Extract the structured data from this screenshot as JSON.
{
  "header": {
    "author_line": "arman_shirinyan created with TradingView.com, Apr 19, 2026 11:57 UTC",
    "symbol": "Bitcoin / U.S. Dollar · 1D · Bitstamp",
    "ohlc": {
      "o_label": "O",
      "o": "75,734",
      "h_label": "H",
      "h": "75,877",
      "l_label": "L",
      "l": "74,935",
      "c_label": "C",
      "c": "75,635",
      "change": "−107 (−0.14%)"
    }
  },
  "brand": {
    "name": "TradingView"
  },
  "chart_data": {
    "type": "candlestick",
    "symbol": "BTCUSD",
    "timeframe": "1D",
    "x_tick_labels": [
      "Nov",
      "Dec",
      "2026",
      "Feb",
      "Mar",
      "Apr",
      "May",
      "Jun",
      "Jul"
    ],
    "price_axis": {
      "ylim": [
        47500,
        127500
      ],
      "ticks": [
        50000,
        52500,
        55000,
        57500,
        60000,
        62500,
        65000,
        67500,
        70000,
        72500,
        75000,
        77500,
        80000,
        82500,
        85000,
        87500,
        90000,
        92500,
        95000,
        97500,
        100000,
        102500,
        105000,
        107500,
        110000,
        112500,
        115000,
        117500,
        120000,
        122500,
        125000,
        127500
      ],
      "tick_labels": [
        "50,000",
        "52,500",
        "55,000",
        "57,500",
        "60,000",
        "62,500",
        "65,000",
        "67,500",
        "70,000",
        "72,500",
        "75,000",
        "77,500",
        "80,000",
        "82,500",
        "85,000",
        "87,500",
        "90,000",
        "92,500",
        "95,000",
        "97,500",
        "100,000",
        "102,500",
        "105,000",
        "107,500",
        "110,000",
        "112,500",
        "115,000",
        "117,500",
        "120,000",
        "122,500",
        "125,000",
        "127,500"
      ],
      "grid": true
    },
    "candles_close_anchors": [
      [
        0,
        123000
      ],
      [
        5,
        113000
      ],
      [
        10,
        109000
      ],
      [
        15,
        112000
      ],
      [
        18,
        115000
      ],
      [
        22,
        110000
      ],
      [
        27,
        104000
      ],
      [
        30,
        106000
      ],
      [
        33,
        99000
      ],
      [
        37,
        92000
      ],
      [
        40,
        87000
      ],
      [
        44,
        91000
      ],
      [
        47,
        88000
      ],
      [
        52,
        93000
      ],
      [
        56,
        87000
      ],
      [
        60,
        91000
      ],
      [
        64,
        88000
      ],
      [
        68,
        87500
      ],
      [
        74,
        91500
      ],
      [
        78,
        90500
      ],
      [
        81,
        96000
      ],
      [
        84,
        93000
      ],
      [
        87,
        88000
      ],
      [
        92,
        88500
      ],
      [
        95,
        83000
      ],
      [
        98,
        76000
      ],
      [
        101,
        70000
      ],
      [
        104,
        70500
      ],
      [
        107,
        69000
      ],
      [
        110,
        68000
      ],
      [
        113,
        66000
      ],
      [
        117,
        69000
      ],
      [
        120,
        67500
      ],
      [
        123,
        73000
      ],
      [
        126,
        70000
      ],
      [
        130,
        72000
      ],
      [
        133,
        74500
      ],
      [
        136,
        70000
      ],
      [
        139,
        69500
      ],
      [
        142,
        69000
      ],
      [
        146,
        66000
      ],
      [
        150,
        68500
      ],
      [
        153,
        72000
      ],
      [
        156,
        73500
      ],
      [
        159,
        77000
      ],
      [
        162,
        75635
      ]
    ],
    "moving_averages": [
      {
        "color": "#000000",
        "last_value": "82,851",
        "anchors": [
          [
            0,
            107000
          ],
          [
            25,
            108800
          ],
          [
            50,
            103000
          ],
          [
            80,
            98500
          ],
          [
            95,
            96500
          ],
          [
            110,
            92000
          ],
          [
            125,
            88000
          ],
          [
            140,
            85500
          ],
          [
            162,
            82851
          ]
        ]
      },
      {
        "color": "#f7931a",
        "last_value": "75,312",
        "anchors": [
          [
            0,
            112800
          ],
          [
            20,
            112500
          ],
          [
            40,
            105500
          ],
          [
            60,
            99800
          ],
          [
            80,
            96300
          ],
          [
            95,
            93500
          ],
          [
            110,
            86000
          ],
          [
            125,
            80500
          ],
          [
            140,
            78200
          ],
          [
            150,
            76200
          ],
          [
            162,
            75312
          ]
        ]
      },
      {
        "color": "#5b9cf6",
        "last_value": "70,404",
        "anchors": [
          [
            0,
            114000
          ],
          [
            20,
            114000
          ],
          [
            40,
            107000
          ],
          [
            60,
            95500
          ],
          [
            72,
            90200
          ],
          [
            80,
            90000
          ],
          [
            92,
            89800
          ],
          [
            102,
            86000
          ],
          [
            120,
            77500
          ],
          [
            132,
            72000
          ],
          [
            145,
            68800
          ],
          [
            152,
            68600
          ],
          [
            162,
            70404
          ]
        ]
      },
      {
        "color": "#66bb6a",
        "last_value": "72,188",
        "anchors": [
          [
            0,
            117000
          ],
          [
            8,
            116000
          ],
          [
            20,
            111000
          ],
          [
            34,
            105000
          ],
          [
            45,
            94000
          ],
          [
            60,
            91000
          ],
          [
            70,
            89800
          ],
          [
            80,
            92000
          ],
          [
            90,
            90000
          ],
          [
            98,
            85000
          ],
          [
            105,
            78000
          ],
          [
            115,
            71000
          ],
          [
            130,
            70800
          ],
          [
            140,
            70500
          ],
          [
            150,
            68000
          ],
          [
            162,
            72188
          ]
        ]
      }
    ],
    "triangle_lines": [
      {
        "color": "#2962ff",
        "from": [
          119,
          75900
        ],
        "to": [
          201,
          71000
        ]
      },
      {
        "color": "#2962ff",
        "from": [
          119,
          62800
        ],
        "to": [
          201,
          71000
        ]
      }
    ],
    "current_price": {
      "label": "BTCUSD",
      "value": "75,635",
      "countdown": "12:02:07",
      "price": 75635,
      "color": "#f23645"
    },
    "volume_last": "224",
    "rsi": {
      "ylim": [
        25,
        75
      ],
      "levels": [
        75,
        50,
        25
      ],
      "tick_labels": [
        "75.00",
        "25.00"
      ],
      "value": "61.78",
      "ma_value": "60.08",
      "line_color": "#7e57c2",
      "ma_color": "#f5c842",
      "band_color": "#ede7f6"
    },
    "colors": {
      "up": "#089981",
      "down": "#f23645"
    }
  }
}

- [To be done]:
Write out the whole listing again, exactly as it stands.

- [Completed task]:
Extract the structured data from this screenshot as JSON.
{
  "header": {
    "author_line": "arman_shirinyan created with TradingView.com, Apr 19, 2026 11:57 UTC",
    "symbol": "Bitcoin / U.S. Dollar · 1D · Bitstamp",
    "ohlc": {
      "o_label": "O",
      "o": "75,734",
      "h_label": "H",
      "h": "75,877",
      "l_label": "L",
      "l": "74,935",
      "c_label": "C",
      "c": "75,635",
      "change": "−107 (−0.14%)"
    }
  },
  "brand": {
    "name": "TradingView"
  },
  "chart_data": {
    "type": "candlestick",
    "symbol": "BTCUSD",
    "timeframe": "1D",
    "x_tick_labels": [
      "Nov",
      "Dec",
      "2026",
      "Feb",
      "Mar",
      "Apr",
      "May",
      "Jun",
      "Jul"
    ],
    "price_axis": {
      "ylim": [
        47500,
        127500
      ],
      "ticks": [
        50000,
        52500,
        55000,
        57500,
        60000,
        62500,
        65000,
        67500,
        70000,
        72500,
        75000,
        77500,
        80000,
        82500,
        85000,
        87500,
        90000,
        92500,
        95000,
        97500,
        100000,
        102500,
        105000,
        107500,
        110000,
        112500,
        115000,
        117500,
        120000,
        122500,
        125000,
        127500
      ],
      "tick_labels": [
        "50,000",
        "52,500",
        "55,000",
        "57,500",
        "60,000",
        "62,500",
        "65,000",
        "67,500",
        "70,000",
        "72,500",
        "75,000",
        "77,500",
        "80,000",
        "82,500",
        "85,000",
        "87,500",
        "90,000",
        "92,500",
        "95,000",
        "97,500",
        "100,000",
        "102,500",
        "105,000",
        "107,500",
        "110,000",
        "112,500",
        "115,000",
        "117,500",
        "120,000",
        "122,500",
        "125,000",
        "127,500"
      ],
      "grid": true
    },
    "candles_close_anchors": [
      [
        0,
        123000
      ],
      [
        5,
        113000
      ],
      [
        10,
        109000
      ],
      [
        15,
        112000
      ],
      [
        18,
        115000
      ],
      [
        22,
        110000
      ],
      [
        27,
        104000
      ],
      [
        30,
        106000
      ],
      [
        33,
        99000
      ],
      [
        37,
        92000
      ],
      [
        40,
        87000
      ],
      [
        44,
        91000
      ],
      [
        47,
        88000
      ],
      [
        52,
        93000
      ],
      [
        56,
        87000
      ],
      [
        60,
        91000
      ],
      [
        64,
        88000
      ],
      [
        68,
        87500
      ],
      [
        74,
        91500
      ],
      [
        78,
        90500
      ],
      [
        81,
        96000
      ],
      [
        84,
        93000
      ],
      [
        87,
        88000
      ],
      [
        92,
        88500
      ],
      [
        95,
        83000
      ],
      [
        98,
        76000
      ],
      [
        101,
        70000
      ],
      [
        104,
        70500
      ],
      [
        107,
        69000
      ],
      [
        110,
        68000
      ],
      [
        113,
        66000
      ],
      [
        117,
        69000
      ],
      [
        120,
        67500
      ],
      [
        123,
        73000
      ],
      [
        126,
        70000
      ],
      [
        130,
        72000
      ],
      [
        133,
        74500
      ],
      [
        136,
        70000
      ],
      [
        139,
        69500
      ],
      [
        142,
        69000
      ],
      [
        146,
        66000
      ],
      [
        150,
        68500
      ],
      [
        153,
        72000
      ],
      [
        156,
        73500
      ],
      [
        159,
        77000
      ],
      [
        162,
        75635
      ]
    ],
    "moving_averages": [
      {
        "color": "#000000",
        "last_value": "82,851",
        "anchors": [
          [
            0,
            107000
          ],
          [
            25,
            108800
          ],
          [
            50,
            103000
          ],
          [
            80,
            98500
          ],
          [
            95,
            96500
          ],
          [
            110,
            92000
          ],
          [
            125,
            88000
          ],
          [
            140,
            85500
          ],
          [
            162,
            82851
          ]
        ]
      },
      {
        "color": "#f7931a",
        "last_value": "75,312",
        "anchors": [
          [
            0,
            112800
          ],
          [
            20,
            112500
          ],
          [
            40,
            105500
          ],
          [
            60,
            99800
          ],
          [
            80,
            96300
          ],
          [
            95,
            93500
          ],
          [
            110,
            86000
          ],
          [
            125,
            80500
          ],
          [
            140,
            78200
          ],
          [
            150,
            76200
          ],
          [
            162,
            75312
          ]
        ]
      },
      {
        "color": "#5b9cf6",
        "last_value": "70,404",
        "anchors": [
          [
            0,
            114000
          ],
          [
            20,
            114000
          ],
          [
            40,
            107000
          ],
          [
            60,
            95500
          ],
          [
            72,
            90200
          ],
          [
            80,
            90000
          ],
          [
            92,
            89800
          ],
          [
            102,
            86000
          ],
          [
            120,
            77500
          ],
          [
            132,
            72000
          ],
          [
            145,
            68800
          ],
          [
            152,
            68600
          ],
          [
            162,
            70404
          ]
        ]
      },
      {
        "color": "#66bb6a",
        "last_value": "72,188",
        "anchors": [
          [
            0,
            117000
          ],
          [
            8,
            116000
          ],
          [
            20,
            111000
          ],
          [
            34,
            105000
          ],
          [
            45,
            94000
          ],
          [
            60,
            91000
          ],
          [
            70,
            89800
          ],
          [
            80,
            92000
          ],
          [
            90,
            90000
          ],
          [
            98,
            85000
          ],
          [
            105,
            78000
          ],
          [
            115,
            71000
          ],
          [
            130,
            70800
          ],
          [
            140,
            70500
          ],
          [
            150,
            68000
          ],
          [
            162,
            72188
          ]
        ]
      }
    ],
    "triangle_lines": [
      {
        "color": "#2962ff",
        "from": [
          119,
          75900
        ],
        "to": [
          201,
          71000
        ]
      },
      {
        "color": "#2962ff",
        "from": [
          119,
          62800
        ],
        "to": [
          201,
          71000
        ]
      }
    ],
    "current_price": {
      "label": "BTCUSD",
      "value": "75,635",
      "countdown": "12:02:07",
      "price": 75635,
      "color": "#f23645"
    },
    "volume_last": "224",
    "rsi": {
      "ylim": [
        25,
        75
      ],
      "levels": [
        75,
        50,
        25
      ],
      "tick_labels": [
        "75.00",
        "25.00"
      ],
      "value": "61.78",
      "ma_value": "60.08",
      "line_color": "#7e57c2",
      "ma_color": "#f5c842",
      "band_color": "#ede7f6"
    },
    "colors": {
      "up": "#089981",
      "down": "#f23645"
    }
  }
}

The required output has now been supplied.